*WHAT YOU HAVE TO DO*: Count each line below that has "ROAD" anywhere in it. Answer with the total alone.

*Stored records*:
━━━━━━━━━━━━━━━━
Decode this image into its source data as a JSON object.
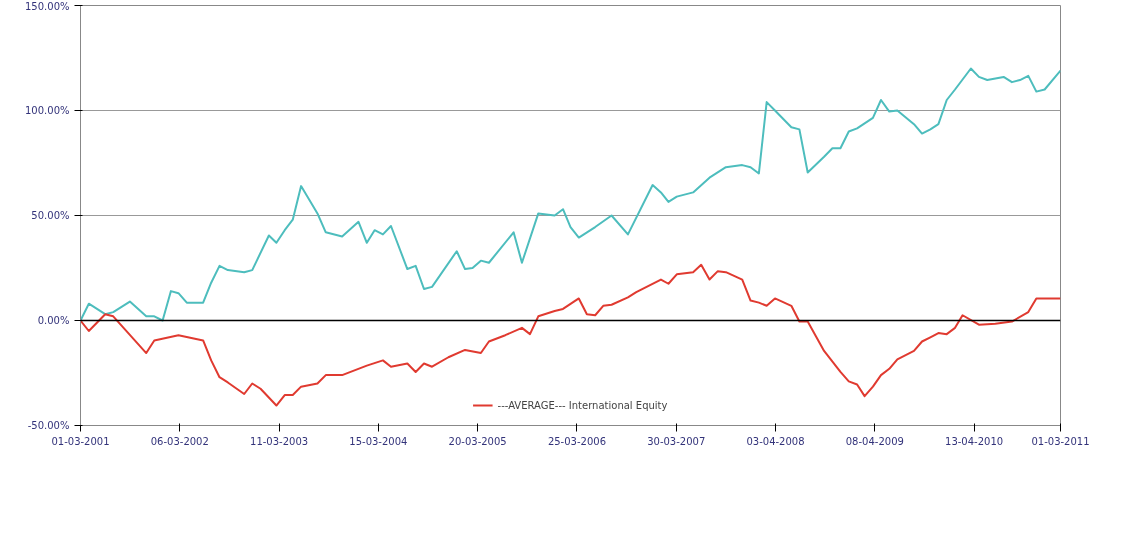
{
  "chart_data": {
    "type": "line",
    "xlim": [
      "2001-03-01",
      "2011-03-01"
    ],
    "xticks": [
      {
        "value": "2001-03-01",
        "label": "01-03-2001"
      },
      {
        "value": "2002-03-06",
        "label": "06-03-2002"
      },
      {
        "value": "2003-03-11",
        "label": "11-03-2003"
      },
      {
        "value": "2004-03-15",
        "label": "15-03-2004"
      },
      {
        "value": "2005-03-20",
        "label": "20-03-2005"
      },
      {
        "value": "2006-03-25",
        "label": "25-03-2006"
      },
      {
        "value": "2007-03-30",
        "label": "30-03-2007"
      },
      {
        "value": "2008-04-03",
        "label": "03-04-2008"
      },
      {
        "value": "2009-04-08",
        "label": "08-04-2009"
      },
      {
        "value": "2010-04-13",
        "label": "13-04-2010"
      },
      {
        "value": "2011-03-01",
        "label": "01-03-2011"
      }
    ],
    "ylim": [
      -50,
      150
    ],
    "yticks": [
      {
        "value": -50,
        "label": "-50.00%"
      },
      {
        "value": 0,
        "label": "0.00%"
      },
      {
        "value": 50,
        "label": "50.00%"
      },
      {
        "value": 100,
        "label": "100.00%"
      },
      {
        "value": 150,
        "label": "150.00%"
      }
    ],
    "grid": "y",
    "legend": "bottom",
    "marker": "none",
    "line_style": "solid",
    "ref_lines": [
      {
        "axis": "y",
        "value": 0,
        "color": "#000000"
      }
    ],
    "series": [
      {
        "color": "#4dbdbd",
        "x": [
          "2001-03",
          "2001-04",
          "2001-06",
          "2001-07",
          "2001-09",
          "2001-11",
          "2001-12",
          "2002-01",
          "2002-02",
          "2002-03",
          "2002-04",
          "2002-06",
          "2002-07",
          "2002-08",
          "2002-09",
          "2002-11",
          "2002-12",
          "2003-02",
          "2003-03",
          "2003-04",
          "2003-05",
          "2003-06",
          "2003-08",
          "2003-09",
          "2003-11",
          "2004-01",
          "2004-02",
          "2004-03",
          "2004-04",
          "2004-05",
          "2004-07",
          "2004-08",
          "2004-09",
          "2004-10",
          "2005-01",
          "2005-02",
          "2005-03",
          "2005-04",
          "2005-05",
          "2005-08",
          "2005-09",
          "2005-11",
          "2006-01",
          "2006-02",
          "2006-03",
          "2006-04",
          "2006-06",
          "2006-08",
          "2006-10",
          "2007-01",
          "2007-02",
          "2007-03",
          "2007-04",
          "2007-06",
          "2007-08",
          "2007-10",
          "2007-12",
          "2008-01",
          "2008-02",
          "2008-03",
          "2008-04",
          "2008-06",
          "2008-07",
          "2008-08",
          "2008-10",
          "2008-11",
          "2008-12",
          "2009-01",
          "2009-02",
          "2009-04",
          "2009-05",
          "2009-06",
          "2009-07",
          "2009-09",
          "2009-10",
          "2009-11",
          "2009-12",
          "2010-01",
          "2010-02",
          "2010-04",
          "2010-05",
          "2010-06",
          "2010-08",
          "2010-09",
          "2010-10",
          "2010-11",
          "2010-12",
          "2011-01",
          "2011-03"
        ],
        "values": [
          0,
          8,
          3,
          4,
          9,
          2,
          2,
          0,
          14,
          13,
          8.5,
          8.5,
          18,
          26,
          24,
          23,
          24,
          40.5,
          37,
          43,
          48,
          64,
          51,
          42,
          40,
          47,
          37,
          43,
          41,
          45,
          24.5,
          26,
          15,
          16,
          33,
          24.5,
          25,
          28.5,
          27.5,
          42,
          27.5,
          51,
          50,
          53,
          44.5,
          39.5,
          44.5,
          50,
          41,
          64.5,
          61,
          56.5,
          59,
          61,
          68,
          73,
          74,
          73,
          70,
          104,
          100,
          92,
          91,
          70.5,
          78,
          82,
          82,
          90,
          91.5,
          96.5,
          105,
          99.5,
          100,
          93.5,
          89,
          91,
          93.5,
          105,
          110,
          120,
          116,
          114.5,
          116,
          113.5,
          114.5,
          116.5,
          109,
          110,
          119
        ]
      },
      {
        "name": "---AVERAGE--- International Equity",
        "color": "#e03a30",
        "x": [
          "2001-03",
          "2001-04",
          "2001-06",
          "2001-07",
          "2001-11",
          "2001-12",
          "2002-03",
          "2002-06",
          "2002-07",
          "2002-08",
          "2002-09",
          "2002-11",
          "2002-12",
          "2003-01",
          "2003-03",
          "2003-04",
          "2003-05",
          "2003-06",
          "2003-08",
          "2003-09",
          "2003-11",
          "2004-02",
          "2004-04",
          "2004-05",
          "2004-07",
          "2004-08",
          "2004-09",
          "2004-10",
          "2004-12",
          "2005-02",
          "2005-04",
          "2005-05",
          "2005-07",
          "2005-09",
          "2005-10",
          "2005-11",
          "2006-01",
          "2006-02",
          "2006-04",
          "2006-05",
          "2006-06",
          "2006-07",
          "2006-08",
          "2006-10",
          "2006-11",
          "2007-02",
          "2007-03",
          "2007-04",
          "2007-06",
          "2007-07",
          "2007-08",
          "2007-09",
          "2007-10",
          "2007-12",
          "2008-01",
          "2008-02",
          "2008-03",
          "2008-04",
          "2008-06",
          "2008-07",
          "2008-08",
          "2008-10",
          "2008-12",
          "2009-01",
          "2009-02",
          "2009-03",
          "2009-04",
          "2009-05",
          "2009-06",
          "2009-07",
          "2009-09",
          "2009-10",
          "2009-11",
          "2009-12",
          "2010-01",
          "2010-02",
          "2010-03",
          "2010-05",
          "2010-07",
          "2010-09",
          "2010-11",
          "2010-12",
          "2011-03"
        ],
        "values": [
          0,
          -5,
          3,
          2,
          -15.5,
          -9.5,
          -7,
          -9.5,
          -19,
          -27,
          -29.5,
          -35,
          -30,
          -32.5,
          -40.5,
          -35.5,
          -35.5,
          -31.5,
          -30,
          -26,
          -26,
          -21.5,
          -19,
          -22,
          -20.5,
          -24.5,
          -20.5,
          -22,
          -17.5,
          -14,
          -15.5,
          -10,
          -7,
          -3.5,
          -6.5,
          2,
          4.5,
          5.5,
          10.5,
          3,
          2.5,
          7,
          7.5,
          11,
          13.5,
          19.5,
          17.5,
          22,
          23,
          26.5,
          19.5,
          23.5,
          23,
          19.5,
          9.5,
          8.5,
          7,
          10.5,
          7,
          -0.5,
          -0.5,
          -14.5,
          -24.5,
          -29,
          -30.5,
          -36,
          -31.5,
          -26,
          -23,
          -18.5,
          -14.5,
          -10,
          -8,
          -6,
          -6.5,
          -3.5,
          2.5,
          -2,
          -1.5,
          -0.5,
          4,
          10.5,
          10.5
        ]
      }
    ]
  }
}
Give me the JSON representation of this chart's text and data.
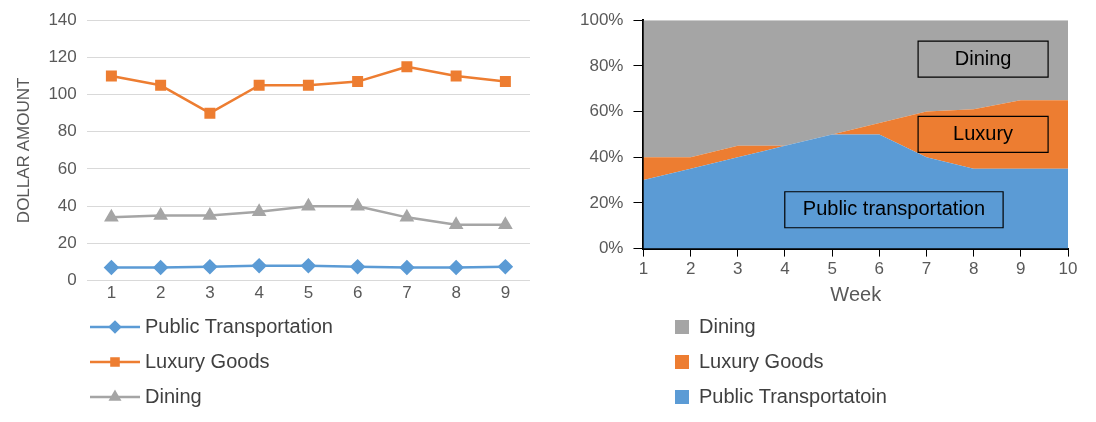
{
  "chart_data": [
    {
      "type": "line",
      "ylabel": "DOLLAR AMOUNT",
      "categories": [
        "1",
        "2",
        "3",
        "4",
        "5",
        "6",
        "7",
        "8",
        "9"
      ],
      "ylim": [
        0,
        140
      ],
      "yticks": [
        0,
        20,
        40,
        60,
        80,
        100,
        120,
        140
      ],
      "grid": "y",
      "legend": "bottom",
      "series": [
        {
          "name": "Public Transportation",
          "color": "#5b9bd5",
          "marker": "diamond",
          "values": [
            7,
            7,
            7.5,
            8,
            8,
            7.5,
            7,
            7,
            7.5
          ]
        },
        {
          "name": "Luxury Goods",
          "color": "#ed7d31",
          "marker": "square",
          "values": [
            110,
            105,
            90,
            105,
            105,
            107,
            115,
            110,
            107
          ]
        },
        {
          "name": "Dining",
          "color": "#a5a5a5",
          "marker": "triangle",
          "values": [
            34,
            35,
            35,
            37,
            40,
            40,
            34,
            30,
            30
          ]
        }
      ]
    },
    {
      "type": "area",
      "stacked": true,
      "xlabel": "Week",
      "categories": [
        "1",
        "2",
        "3",
        "4",
        "5",
        "6",
        "7",
        "8",
        "9",
        "10"
      ],
      "ylim": [
        0,
        100
      ],
      "yticks": [
        {
          "value": 0,
          "label": "0%"
        },
        {
          "value": 20,
          "label": "20%"
        },
        {
          "value": 40,
          "label": "40%"
        },
        {
          "value": 60,
          "label": "60%"
        },
        {
          "value": 80,
          "label": "80%"
        },
        {
          "value": 100,
          "label": "100%"
        }
      ],
      "grid": false,
      "legend": "bottom",
      "annotations": [
        "Dining",
        "Luxury",
        "Public transportation"
      ],
      "series": [
        {
          "name": "Public Transportatoin",
          "color": "#5b9bd5",
          "values": [
            30,
            35,
            40,
            45,
            50,
            50,
            40,
            35,
            35,
            35
          ]
        },
        {
          "name": "Luxury Goods",
          "color": "#ed7d31",
          "values": [
            10,
            5,
            5,
            0,
            0,
            5,
            20,
            26,
            30,
            30
          ]
        },
        {
          "name": "Dining",
          "color": "#a5a5a5",
          "values": [
            60,
            60,
            55,
            55,
            50,
            45,
            40,
            39,
            35,
            35
          ]
        }
      ]
    }
  ]
}
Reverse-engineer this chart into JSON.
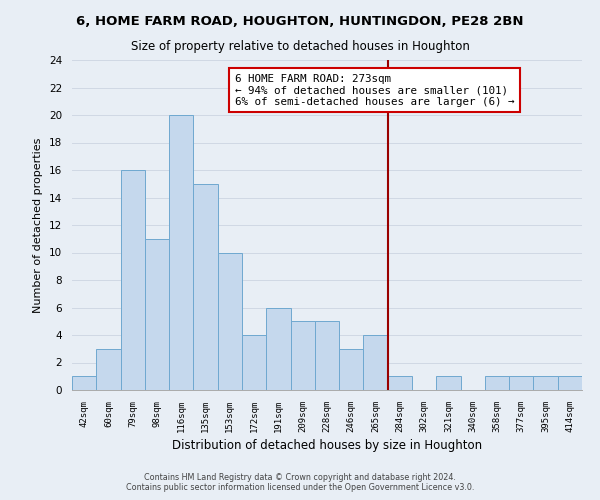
{
  "title": "6, HOME FARM ROAD, HOUGHTON, HUNTINGDON, PE28 2BN",
  "subtitle": "Size of property relative to detached houses in Houghton",
  "xlabel": "Distribution of detached houses by size in Houghton",
  "ylabel": "Number of detached properties",
  "bin_labels": [
    "42sqm",
    "60sqm",
    "79sqm",
    "98sqm",
    "116sqm",
    "135sqm",
    "153sqm",
    "172sqm",
    "191sqm",
    "209sqm",
    "228sqm",
    "246sqm",
    "265sqm",
    "284sqm",
    "302sqm",
    "321sqm",
    "340sqm",
    "358sqm",
    "377sqm",
    "395sqm",
    "414sqm"
  ],
  "bar_heights": [
    1,
    3,
    16,
    11,
    20,
    15,
    10,
    4,
    6,
    5,
    5,
    3,
    4,
    1,
    0,
    1,
    0,
    1,
    1,
    1,
    1
  ],
  "bar_color": "#c5d8ed",
  "bar_edge_color": "#6fa8d0",
  "grid_color": "#d0d8e4",
  "vline_pos": 12.5,
  "vline_color": "#990000",
  "annotation_title": "6 HOME FARM ROAD: 273sqm",
  "annotation_line1": "← 94% of detached houses are smaller (101)",
  "annotation_line2": "6% of semi-detached houses are larger (6) →",
  "annotation_box_edgecolor": "#cc0000",
  "ylim": [
    0,
    24
  ],
  "yticks": [
    0,
    2,
    4,
    6,
    8,
    10,
    12,
    14,
    16,
    18,
    20,
    22,
    24
  ],
  "footer_line1": "Contains HM Land Registry data © Crown copyright and database right 2024.",
  "footer_line2": "Contains public sector information licensed under the Open Government Licence v3.0.",
  "bg_color": "#e8eef5"
}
━━━━━━━━━━━━━━━━
*ANSWER TO THE EXERCISE*: 2